- [To be done] Extract and list every line that contains the word "nahe".

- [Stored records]
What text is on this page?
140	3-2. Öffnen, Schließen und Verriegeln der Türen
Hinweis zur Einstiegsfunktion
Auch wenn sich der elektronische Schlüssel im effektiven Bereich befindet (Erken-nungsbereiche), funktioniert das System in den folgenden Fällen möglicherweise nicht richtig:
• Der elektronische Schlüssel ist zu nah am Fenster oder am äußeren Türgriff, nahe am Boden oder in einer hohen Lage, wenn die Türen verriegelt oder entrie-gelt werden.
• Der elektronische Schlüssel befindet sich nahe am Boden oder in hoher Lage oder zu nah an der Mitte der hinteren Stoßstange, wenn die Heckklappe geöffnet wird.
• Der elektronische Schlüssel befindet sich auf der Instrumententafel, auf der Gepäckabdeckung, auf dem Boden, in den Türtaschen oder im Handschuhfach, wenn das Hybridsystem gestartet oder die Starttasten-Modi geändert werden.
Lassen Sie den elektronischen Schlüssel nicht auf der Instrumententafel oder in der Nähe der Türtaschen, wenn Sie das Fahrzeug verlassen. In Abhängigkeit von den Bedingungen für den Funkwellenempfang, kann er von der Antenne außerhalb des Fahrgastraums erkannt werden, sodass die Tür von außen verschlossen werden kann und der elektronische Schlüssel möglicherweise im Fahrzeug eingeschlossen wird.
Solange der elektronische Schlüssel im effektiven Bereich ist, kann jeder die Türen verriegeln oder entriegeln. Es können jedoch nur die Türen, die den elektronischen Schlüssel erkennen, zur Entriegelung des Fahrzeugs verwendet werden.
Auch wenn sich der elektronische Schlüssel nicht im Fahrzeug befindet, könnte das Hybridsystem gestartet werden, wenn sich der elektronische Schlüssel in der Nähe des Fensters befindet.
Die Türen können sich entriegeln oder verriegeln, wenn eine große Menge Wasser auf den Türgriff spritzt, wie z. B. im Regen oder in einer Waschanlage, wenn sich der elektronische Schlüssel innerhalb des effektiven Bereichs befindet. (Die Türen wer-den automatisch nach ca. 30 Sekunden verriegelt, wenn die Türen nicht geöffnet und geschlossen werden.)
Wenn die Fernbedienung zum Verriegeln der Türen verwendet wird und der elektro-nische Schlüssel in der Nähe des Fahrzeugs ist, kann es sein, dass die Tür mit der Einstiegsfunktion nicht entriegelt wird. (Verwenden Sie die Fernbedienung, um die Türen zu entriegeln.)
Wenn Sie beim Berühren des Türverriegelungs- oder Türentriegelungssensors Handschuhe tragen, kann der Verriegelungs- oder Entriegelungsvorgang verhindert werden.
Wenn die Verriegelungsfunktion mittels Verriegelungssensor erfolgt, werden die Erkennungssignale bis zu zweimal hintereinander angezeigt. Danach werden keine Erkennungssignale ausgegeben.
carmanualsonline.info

- [Answer below]
• Der elektronische Schlüssel ist zu nah am Fenster oder am äußeren Türgriff, nahe am Boden oder in einer hohen Lage, wenn die Türen verriegelt oder entrie-gelt werden.
• Der elektronische Schlüssel befindet sich nahe am Boden oder in hoher Lage oder zu nah an der Mitte der hinteren Stoßstange, wenn die Heckklappe geöffnet wird.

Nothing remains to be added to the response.